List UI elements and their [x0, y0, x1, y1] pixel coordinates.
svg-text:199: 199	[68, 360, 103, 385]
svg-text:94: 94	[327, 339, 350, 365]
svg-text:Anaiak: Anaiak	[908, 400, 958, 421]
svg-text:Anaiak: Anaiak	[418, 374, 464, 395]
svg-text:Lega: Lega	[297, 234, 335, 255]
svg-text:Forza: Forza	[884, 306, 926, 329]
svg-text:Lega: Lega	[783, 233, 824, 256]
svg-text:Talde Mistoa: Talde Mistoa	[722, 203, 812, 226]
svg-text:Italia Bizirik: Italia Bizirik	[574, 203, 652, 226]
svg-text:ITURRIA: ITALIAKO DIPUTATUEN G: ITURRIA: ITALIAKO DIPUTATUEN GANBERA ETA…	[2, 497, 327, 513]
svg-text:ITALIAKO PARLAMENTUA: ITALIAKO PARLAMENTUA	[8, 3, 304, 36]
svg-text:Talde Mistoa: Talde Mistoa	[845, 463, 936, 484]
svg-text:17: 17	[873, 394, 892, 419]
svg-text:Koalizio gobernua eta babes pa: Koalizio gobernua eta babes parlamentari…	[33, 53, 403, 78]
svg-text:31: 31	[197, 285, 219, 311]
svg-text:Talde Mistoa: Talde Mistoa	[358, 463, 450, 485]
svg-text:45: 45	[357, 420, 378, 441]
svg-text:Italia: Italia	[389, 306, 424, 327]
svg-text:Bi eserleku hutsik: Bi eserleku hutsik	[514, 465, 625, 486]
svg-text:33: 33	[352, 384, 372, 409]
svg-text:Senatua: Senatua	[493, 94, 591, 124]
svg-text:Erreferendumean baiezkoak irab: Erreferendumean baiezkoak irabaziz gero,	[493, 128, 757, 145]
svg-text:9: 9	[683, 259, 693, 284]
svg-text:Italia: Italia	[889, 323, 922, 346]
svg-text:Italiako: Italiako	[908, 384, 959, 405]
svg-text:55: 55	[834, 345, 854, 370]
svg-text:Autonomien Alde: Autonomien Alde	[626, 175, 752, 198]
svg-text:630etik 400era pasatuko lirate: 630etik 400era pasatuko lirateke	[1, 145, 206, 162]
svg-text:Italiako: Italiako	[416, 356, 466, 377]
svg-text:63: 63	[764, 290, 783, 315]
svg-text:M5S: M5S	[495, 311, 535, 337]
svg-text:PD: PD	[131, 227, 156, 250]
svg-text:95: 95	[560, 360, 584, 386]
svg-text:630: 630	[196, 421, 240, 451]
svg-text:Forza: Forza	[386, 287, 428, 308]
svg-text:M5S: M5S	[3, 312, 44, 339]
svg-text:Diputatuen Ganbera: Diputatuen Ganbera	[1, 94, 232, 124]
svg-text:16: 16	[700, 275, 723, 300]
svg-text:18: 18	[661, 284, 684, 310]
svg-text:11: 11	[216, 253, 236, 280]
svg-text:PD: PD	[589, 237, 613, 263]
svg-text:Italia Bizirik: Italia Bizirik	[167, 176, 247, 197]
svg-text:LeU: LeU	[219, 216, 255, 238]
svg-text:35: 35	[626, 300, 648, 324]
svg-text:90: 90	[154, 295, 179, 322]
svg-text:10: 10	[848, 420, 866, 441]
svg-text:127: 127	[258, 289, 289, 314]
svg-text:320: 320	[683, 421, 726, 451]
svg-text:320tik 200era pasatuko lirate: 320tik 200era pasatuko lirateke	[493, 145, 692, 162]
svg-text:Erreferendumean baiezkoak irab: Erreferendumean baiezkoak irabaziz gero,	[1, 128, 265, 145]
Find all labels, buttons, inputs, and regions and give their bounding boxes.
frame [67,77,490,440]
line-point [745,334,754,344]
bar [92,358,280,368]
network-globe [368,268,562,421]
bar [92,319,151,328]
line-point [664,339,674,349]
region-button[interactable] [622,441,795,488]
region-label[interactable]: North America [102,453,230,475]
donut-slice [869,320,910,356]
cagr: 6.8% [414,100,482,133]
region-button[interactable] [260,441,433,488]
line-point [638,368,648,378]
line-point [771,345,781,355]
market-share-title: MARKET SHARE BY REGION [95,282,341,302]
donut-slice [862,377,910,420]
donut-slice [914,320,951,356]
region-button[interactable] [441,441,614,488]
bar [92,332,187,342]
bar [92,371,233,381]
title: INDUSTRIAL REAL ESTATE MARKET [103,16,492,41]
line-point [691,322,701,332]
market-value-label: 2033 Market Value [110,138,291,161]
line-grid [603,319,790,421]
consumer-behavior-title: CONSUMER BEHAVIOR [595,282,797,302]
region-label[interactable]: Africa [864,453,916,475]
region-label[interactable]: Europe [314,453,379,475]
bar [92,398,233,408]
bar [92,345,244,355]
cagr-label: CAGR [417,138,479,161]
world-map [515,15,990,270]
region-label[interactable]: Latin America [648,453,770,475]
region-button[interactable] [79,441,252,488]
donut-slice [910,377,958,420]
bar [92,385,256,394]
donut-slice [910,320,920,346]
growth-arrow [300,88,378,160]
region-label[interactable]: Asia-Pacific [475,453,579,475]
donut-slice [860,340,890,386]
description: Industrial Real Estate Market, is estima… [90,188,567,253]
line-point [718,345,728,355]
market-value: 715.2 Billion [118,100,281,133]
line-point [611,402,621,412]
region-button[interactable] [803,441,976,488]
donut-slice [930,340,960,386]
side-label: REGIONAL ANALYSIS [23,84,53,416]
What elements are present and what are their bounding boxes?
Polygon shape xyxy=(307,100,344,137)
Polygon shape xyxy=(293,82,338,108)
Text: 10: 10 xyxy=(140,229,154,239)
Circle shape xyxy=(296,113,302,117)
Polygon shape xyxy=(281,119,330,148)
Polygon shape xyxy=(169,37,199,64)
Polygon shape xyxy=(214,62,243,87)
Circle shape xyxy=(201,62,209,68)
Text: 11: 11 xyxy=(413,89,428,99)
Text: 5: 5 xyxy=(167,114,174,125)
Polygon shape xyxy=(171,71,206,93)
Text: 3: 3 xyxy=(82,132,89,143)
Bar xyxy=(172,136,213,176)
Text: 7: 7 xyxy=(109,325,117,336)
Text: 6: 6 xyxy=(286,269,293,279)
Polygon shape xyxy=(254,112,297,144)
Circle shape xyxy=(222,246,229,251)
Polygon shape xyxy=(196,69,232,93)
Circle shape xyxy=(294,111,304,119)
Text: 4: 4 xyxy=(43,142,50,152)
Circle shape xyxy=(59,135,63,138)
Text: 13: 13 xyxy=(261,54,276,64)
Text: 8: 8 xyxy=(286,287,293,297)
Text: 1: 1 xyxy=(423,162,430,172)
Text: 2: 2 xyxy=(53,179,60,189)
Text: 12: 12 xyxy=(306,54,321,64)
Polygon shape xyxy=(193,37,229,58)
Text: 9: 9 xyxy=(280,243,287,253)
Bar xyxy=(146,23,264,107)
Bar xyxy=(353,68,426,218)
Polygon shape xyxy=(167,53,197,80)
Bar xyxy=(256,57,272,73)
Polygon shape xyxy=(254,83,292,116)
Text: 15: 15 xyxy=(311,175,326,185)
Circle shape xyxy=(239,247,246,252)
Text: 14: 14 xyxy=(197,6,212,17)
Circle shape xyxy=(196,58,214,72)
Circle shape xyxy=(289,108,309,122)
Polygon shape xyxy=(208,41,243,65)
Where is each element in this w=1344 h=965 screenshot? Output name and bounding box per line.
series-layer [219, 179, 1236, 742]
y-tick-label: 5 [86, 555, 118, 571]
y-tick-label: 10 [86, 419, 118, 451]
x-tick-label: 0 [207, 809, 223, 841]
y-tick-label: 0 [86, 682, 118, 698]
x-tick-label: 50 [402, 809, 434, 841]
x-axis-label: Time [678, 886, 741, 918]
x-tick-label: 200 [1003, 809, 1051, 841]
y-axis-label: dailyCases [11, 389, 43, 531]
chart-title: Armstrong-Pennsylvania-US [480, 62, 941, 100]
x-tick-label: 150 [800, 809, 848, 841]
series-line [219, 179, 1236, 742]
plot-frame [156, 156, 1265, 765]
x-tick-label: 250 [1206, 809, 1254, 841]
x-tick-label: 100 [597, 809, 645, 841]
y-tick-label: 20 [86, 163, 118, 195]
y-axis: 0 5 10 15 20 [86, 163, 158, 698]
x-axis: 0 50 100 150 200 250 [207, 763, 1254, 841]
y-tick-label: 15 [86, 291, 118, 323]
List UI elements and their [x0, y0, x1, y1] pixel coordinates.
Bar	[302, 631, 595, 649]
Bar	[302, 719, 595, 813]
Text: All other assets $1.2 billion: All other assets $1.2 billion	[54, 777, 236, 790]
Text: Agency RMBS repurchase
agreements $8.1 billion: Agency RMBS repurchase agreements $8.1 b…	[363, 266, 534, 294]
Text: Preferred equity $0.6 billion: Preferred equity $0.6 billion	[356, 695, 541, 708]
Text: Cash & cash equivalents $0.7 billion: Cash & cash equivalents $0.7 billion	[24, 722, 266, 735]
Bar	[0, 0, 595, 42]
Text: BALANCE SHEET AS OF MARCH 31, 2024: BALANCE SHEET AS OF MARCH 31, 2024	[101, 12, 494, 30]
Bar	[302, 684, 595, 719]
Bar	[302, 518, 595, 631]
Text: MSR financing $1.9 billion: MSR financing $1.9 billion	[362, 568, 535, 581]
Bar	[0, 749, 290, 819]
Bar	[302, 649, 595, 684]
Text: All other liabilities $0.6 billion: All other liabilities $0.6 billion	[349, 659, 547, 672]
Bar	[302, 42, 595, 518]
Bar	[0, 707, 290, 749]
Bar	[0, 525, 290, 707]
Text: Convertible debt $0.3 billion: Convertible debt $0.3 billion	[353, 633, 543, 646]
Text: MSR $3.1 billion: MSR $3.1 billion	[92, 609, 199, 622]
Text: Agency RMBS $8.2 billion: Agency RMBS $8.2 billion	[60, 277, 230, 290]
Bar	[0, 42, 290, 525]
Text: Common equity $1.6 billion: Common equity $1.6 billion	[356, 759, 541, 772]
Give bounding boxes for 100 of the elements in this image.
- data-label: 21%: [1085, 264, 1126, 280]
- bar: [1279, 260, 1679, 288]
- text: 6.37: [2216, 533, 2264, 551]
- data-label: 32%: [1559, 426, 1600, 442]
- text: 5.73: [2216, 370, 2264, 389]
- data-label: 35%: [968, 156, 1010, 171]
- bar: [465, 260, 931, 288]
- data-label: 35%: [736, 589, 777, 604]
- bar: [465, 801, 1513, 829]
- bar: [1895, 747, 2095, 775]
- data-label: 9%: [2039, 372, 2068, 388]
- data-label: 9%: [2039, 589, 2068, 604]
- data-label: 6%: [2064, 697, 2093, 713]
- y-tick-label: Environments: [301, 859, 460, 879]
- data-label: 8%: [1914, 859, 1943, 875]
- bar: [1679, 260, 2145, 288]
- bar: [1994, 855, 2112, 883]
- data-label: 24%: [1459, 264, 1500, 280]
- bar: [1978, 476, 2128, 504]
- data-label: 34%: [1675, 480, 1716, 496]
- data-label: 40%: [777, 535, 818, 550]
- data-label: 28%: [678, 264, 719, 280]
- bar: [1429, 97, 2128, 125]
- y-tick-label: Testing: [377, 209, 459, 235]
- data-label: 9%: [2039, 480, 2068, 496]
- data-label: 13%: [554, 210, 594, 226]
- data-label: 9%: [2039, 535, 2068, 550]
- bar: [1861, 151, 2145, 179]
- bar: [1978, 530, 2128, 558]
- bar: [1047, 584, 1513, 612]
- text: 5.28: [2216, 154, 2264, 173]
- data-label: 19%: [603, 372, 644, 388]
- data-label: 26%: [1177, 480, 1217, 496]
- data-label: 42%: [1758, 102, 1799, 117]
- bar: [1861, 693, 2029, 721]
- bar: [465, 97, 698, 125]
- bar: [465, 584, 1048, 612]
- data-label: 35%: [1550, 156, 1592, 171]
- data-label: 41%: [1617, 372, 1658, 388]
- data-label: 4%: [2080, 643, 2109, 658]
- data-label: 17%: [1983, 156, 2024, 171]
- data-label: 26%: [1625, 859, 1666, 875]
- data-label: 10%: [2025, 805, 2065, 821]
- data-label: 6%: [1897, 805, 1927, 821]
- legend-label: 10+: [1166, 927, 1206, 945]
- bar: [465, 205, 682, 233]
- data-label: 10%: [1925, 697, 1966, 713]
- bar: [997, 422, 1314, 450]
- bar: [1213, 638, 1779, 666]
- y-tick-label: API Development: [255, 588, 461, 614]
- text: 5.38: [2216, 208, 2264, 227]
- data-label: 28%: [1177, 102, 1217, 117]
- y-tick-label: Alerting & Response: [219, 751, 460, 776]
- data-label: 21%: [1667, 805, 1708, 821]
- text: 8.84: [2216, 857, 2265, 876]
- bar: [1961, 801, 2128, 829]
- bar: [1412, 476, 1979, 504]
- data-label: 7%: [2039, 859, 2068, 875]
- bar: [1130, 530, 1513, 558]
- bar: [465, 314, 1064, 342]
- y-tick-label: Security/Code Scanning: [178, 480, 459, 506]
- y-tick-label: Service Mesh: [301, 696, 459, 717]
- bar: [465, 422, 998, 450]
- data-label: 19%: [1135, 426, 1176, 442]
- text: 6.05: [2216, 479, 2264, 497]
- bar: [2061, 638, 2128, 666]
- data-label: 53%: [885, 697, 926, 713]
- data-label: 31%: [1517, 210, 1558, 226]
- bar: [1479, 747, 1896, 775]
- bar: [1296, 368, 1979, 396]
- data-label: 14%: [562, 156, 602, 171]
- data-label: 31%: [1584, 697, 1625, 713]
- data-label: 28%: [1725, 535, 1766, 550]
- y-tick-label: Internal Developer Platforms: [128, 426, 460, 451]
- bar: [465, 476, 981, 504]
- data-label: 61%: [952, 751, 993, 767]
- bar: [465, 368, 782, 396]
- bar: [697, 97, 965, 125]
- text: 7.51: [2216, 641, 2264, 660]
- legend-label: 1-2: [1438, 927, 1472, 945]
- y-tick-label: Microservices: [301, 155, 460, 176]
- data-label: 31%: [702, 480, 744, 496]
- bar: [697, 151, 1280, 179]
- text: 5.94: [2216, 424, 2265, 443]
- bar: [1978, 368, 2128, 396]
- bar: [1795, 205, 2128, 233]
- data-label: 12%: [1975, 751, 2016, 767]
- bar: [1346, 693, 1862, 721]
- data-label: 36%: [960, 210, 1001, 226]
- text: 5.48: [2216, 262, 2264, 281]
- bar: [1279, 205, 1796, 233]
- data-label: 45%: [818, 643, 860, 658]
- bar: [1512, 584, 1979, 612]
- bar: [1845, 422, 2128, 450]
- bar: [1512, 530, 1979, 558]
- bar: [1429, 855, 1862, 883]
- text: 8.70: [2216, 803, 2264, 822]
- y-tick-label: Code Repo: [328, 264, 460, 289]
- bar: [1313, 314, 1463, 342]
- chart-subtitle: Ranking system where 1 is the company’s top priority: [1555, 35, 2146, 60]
- - -
PROBLEM DETAILS
Extract every line of the entries above that contains the string "repurchase".

EXPECTED ANSWER
Text: Agency RMBS repurchase
agreements $8.1 billion: Agency RMBS repurchase agreements $8.1 b…	[363, 266, 534, 294]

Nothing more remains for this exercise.